- **PROBLEM STATEMENT**
Change every "x-tick-label" to "x-axis-tick" in the listing, starting with its first line and going on through the line with "annotation-arrowhead [2145,158,2162,174]". Give those lines again with nothing else altered.

- **RECORDS FOR THE EXERCISE**
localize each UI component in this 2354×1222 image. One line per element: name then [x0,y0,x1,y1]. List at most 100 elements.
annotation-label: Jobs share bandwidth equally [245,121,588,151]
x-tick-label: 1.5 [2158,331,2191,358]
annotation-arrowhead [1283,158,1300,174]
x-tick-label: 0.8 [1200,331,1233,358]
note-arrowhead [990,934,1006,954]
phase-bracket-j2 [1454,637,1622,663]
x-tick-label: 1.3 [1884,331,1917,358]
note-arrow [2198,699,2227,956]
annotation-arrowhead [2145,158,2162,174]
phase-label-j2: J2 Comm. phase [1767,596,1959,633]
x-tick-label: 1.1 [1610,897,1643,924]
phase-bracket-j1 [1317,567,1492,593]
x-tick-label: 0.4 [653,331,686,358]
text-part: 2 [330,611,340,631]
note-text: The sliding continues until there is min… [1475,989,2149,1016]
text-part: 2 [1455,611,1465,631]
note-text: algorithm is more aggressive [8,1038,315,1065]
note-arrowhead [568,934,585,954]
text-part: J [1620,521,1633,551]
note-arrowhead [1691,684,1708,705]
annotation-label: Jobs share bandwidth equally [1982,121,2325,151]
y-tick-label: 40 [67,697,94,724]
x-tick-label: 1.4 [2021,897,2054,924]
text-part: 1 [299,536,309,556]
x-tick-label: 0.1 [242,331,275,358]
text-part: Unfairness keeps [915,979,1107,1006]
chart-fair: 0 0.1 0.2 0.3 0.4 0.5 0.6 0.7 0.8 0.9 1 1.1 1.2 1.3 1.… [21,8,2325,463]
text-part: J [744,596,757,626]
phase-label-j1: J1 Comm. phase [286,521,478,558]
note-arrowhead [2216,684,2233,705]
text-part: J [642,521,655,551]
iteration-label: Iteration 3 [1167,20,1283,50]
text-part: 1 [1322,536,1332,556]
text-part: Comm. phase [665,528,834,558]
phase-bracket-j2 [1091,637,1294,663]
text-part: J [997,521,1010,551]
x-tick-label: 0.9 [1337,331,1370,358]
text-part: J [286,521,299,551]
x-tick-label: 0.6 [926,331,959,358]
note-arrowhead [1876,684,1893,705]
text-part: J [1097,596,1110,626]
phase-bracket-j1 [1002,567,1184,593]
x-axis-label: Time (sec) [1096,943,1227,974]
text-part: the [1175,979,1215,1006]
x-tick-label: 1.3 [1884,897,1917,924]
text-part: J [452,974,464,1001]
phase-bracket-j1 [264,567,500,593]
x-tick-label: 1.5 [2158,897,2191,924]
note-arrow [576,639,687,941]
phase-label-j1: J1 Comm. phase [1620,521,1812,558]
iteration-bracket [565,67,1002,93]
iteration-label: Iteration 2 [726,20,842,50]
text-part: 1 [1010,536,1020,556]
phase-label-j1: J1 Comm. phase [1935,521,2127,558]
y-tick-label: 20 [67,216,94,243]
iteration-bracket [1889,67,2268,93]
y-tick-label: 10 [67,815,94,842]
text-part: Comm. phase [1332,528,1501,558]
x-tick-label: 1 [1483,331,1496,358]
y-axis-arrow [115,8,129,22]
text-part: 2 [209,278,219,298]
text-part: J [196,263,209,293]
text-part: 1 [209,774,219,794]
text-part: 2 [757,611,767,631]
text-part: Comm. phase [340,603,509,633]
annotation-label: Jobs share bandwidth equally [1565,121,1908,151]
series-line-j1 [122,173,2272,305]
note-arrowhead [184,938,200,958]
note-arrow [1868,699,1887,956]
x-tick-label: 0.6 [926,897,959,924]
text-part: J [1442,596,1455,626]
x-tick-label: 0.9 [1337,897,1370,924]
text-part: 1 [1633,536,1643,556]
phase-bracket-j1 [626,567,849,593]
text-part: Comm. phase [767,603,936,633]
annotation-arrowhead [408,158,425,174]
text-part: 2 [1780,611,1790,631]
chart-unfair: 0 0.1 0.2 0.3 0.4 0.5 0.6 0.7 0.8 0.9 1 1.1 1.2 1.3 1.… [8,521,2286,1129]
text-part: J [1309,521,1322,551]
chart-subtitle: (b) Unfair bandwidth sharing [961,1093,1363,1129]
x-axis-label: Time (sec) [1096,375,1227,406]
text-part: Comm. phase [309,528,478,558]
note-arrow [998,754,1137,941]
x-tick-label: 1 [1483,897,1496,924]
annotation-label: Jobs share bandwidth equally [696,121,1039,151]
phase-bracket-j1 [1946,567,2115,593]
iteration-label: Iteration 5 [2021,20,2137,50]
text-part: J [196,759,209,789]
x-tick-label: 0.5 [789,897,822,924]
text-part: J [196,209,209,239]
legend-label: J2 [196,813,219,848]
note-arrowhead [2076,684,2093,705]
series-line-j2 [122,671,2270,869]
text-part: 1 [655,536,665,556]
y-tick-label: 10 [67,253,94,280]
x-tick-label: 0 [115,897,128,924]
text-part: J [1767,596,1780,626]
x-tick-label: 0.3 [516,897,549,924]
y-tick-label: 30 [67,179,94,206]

- **REPLY TO THE TASK**
localize each UI component in this 2354×1222 image. One line per element: name then [x0,y0,x1,y1]. List at most 100 elements.
annotation-label: Jobs share bandwidth equally [245,121,588,151]
x-axis-tick: 1.5 [2158,331,2191,358]
annotation-arrowhead [1283,158,1300,174]
x-axis-tick: 0.8 [1200,331,1233,358]
note-arrowhead [990,934,1006,954]
phase-bracket-j2 [1454,637,1622,663]
x-axis-tick: 1.3 [1884,331,1917,358]
note-arrow [2198,699,2227,956]
annotation-arrowhead [2145,158,2162,174]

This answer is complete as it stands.